§ **What the exercise asks**: Copy every entry precisely.

═════ Source records ═════

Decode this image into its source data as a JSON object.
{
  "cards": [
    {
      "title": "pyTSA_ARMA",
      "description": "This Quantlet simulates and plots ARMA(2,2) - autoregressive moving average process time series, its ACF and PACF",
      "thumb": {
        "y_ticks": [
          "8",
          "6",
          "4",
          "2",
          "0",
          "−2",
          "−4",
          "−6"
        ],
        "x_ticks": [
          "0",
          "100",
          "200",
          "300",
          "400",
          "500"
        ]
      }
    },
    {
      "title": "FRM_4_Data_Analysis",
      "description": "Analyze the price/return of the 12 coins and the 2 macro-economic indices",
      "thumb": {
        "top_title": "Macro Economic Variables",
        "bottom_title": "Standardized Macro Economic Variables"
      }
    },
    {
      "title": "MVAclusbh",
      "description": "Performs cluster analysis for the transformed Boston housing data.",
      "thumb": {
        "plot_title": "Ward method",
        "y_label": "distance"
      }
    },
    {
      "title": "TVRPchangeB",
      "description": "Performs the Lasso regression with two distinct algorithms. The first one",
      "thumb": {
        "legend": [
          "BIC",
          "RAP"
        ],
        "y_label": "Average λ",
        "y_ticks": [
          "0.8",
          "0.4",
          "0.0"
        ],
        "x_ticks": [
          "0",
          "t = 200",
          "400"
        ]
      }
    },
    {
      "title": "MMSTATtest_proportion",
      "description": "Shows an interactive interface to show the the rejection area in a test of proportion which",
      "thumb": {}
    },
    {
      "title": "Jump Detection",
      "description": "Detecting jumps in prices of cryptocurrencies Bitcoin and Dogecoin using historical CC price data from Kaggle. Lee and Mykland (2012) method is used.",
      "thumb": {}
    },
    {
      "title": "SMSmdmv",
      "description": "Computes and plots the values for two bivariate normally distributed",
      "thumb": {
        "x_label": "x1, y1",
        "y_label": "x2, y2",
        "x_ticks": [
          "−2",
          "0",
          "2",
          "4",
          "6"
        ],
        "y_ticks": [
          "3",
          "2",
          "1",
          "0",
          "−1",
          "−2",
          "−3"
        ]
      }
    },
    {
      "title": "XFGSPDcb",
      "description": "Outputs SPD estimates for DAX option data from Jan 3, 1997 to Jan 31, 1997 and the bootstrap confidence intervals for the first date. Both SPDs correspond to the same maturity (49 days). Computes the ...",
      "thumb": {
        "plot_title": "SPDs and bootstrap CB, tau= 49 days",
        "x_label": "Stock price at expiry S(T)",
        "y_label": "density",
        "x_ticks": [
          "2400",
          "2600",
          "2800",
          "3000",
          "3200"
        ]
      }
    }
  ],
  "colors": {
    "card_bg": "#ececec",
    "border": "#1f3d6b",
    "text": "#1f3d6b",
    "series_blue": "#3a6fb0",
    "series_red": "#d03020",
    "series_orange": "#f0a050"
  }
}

═════

§ **Correct output**:
Decode this image into its source data as a JSON object.
{
  "cards": [
    {
      "title": "pyTSA_ARMA",
      "description": "This Quantlet simulates and plots ARMA(2,2) - autoregressive moving average process time series, its ACF and PACF",
      "thumb": {
        "y_ticks": [
          "8",
          "6",
          "4",
          "2",
          "0",
          "−2",
          "−4",
          "−6"
        ],
        "x_ticks": [
          "0",
          "100",
          "200",
          "300",
          "400",
          "500"
        ]
      }
    },
    {
      "title": "FRM_4_Data_Analysis",
      "description": "Analyze the price/return of the 12 coins and the 2 macro-economic indices",
      "thumb": {
        "top_title": "Macro Economic Variables",
        "bottom_title": "Standardized Macro Economic Variables"
      }
    },
    {
      "title": "MVAclusbh",
      "description": "Performs cluster analysis for the transformed Boston housing data.",
      "thumb": {
        "plot_title": "Ward method",
        "y_label": "distance"
      }
    },
    {
      "title": "TVRPchangeB",
      "description": "Performs the Lasso regression with two distinct algorithms. The first one",
      "thumb": {
        "legend": [
          "BIC",
          "RAP"
        ],
        "y_label": "Average λ",
        "y_ticks": [
          "0.8",
          "0.4",
          "0.0"
        ],
        "x_ticks": [
          "0",
          "t = 200",
          "400"
        ]
      }
    },
    {
      "title": "MMSTATtest_proportion",
      "description": "Shows an interactive interface to show the the rejection area in a test of proportion which",
      "thumb": {}
    },
    {
      "title": "Jump Detection",
      "description": "Detecting jumps in prices of cryptocurrencies Bitcoin and Dogecoin using historical CC price data from Kaggle. Lee and Mykland (2012) method is used.",
      "thumb": {}
    },
    {
      "title": "SMSmdmv",
      "description": "Computes and plots the values for two bivariate normally distributed",
      "thumb": {
        "x_label": "x1, y1",
        "y_label": "x2, y2",
        "x_ticks": [
          "−2",
          "0",
          "2",
          "4",
          "6"
        ],
        "y_ticks": [
          "3",
          "2",
          "1",
          "0",
          "−1",
          "−2",
          "−3"
        ]
      }
    },
    {
      "title": "XFGSPDcb",
      "description": "Outputs SPD estimates for DAX option data from Jan 3, 1997 to Jan 31, 1997 and the bootstrap confidence intervals for the first date. Both SPDs correspond to the same maturity (49 days). Computes the ...",
      "thumb": {
        "plot_title": "SPDs and bootstrap CB, tau= 49 days",
        "x_label": "Stock price at expiry S(T)",
        "y_label": "density",
        "x_ticks": [
          "2400",
          "2600",
          "2800",
          "3000",
          "3200"
        ]
      }
    }
  ],
  "colors": {
    "card_bg": "#ececec",
    "border": "#1f3d6b",
    "text": "#1f3d6b",
    "series_blue": "#3a6fb0",
    "series_red": "#d03020",
    "series_orange": "#f0a050"
  }
}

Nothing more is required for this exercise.